- **DIRECTIONS FOR THIS TASK**: Set down all of the entries word for word, omitting the images they contain.

── INPUT MATERIAL

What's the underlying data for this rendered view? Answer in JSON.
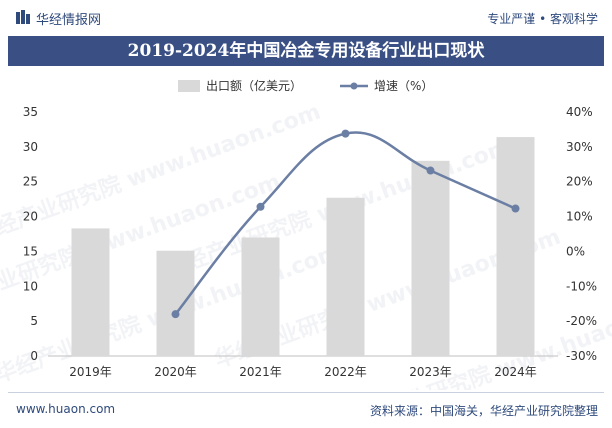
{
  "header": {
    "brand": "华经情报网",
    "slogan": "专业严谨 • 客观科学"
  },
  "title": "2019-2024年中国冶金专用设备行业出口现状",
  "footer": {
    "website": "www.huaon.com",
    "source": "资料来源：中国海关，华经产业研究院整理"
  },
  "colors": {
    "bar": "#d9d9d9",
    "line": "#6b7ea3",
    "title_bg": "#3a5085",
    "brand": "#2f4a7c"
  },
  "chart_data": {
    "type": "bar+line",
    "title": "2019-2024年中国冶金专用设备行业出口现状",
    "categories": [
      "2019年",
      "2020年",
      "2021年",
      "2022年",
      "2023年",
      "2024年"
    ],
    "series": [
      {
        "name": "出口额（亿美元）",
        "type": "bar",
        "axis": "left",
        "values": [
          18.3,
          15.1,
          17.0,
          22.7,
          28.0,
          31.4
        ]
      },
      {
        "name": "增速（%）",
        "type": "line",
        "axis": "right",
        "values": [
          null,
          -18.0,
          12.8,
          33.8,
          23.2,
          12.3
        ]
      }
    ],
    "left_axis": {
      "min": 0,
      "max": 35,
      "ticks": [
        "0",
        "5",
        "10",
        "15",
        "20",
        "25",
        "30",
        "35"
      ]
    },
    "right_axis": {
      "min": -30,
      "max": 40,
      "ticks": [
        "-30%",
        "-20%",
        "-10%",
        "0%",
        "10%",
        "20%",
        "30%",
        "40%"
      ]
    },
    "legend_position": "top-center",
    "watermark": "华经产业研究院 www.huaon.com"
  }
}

────

- **WORKED ANSWER**:
What's the underlying data for this rendered view? Answer in JSON.
{
  "header": {
    "brand": "华经情报网",
    "slogan": "专业严谨 • 客观科学"
  },
  "title": "2019-2024年中国冶金专用设备行业出口现状",
  "footer": {
    "website": "www.huaon.com",
    "source": "资料来源：中国海关，华经产业研究院整理"
  },
  "colors": {
    "bar": "#d9d9d9",
    "line": "#6b7ea3",
    "title_bg": "#3a5085",
    "brand": "#2f4a7c"
  },
  "chart_data": {
    "type": "bar+line",
    "title": "2019-2024年中国冶金专用设备行业出口现状",
    "categories": [
      "2019年",
      "2020年",
      "2021年",
      "2022年",
      "2023年",
      "2024年"
    ],
    "series": [
      {
        "name": "出口额（亿美元）",
        "type": "bar",
        "axis": "left",
        "values": [
          18.3,
          15.1,
          17.0,
          22.7,
          28.0,
          31.4
        ]
      },
      {
        "name": "增速（%）",
        "type": "line",
        "axis": "right",
        "values": [
          null,
          -18.0,
          12.8,
          33.8,
          23.2,
          12.3
        ]
      }
    ],
    "left_axis": {
      "min": 0,
      "max": 35,
      "ticks": [
        "0",
        "5",
        "10",
        "15",
        "20",
        "25",
        "30",
        "35"
      ]
    },
    "right_axis": {
      "min": -30,
      "max": 40,
      "ticks": [
        "-30%",
        "-20%",
        "-10%",
        "0%",
        "10%",
        "20%",
        "30%",
        "40%"
      ]
    },
    "legend_position": "top-center",
    "watermark": "华经产业研究院 www.huaon.com"
  }
}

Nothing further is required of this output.